What to work on: Gather all lines containing the string "tape" and copy them out.

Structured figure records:
↓

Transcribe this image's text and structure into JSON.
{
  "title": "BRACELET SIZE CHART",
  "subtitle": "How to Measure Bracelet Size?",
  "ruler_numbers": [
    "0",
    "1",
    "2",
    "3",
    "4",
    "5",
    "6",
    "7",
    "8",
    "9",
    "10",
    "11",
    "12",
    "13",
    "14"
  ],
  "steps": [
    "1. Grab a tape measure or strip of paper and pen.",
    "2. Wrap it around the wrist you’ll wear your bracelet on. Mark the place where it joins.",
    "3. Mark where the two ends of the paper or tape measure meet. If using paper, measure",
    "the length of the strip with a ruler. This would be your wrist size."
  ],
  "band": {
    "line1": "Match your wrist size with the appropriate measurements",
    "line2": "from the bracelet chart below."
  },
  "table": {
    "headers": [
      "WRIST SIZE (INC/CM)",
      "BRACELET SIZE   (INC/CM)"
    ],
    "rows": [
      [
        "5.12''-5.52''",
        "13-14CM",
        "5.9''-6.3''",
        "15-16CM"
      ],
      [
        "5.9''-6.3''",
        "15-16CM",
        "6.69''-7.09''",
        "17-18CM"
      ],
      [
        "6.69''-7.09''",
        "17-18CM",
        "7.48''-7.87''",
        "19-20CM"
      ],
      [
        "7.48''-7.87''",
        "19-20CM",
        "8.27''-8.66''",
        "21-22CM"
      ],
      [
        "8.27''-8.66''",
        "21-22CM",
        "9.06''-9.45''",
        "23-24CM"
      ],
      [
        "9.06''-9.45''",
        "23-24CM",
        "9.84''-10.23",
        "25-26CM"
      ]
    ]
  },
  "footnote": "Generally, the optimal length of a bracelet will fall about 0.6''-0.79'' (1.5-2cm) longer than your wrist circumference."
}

↑

Solution for this exercise:
    "1. Grab a tape measure or strip of paper and pen.",
    "3. Mark where the two ends of the paper or tape measure meet. If using paper, measure",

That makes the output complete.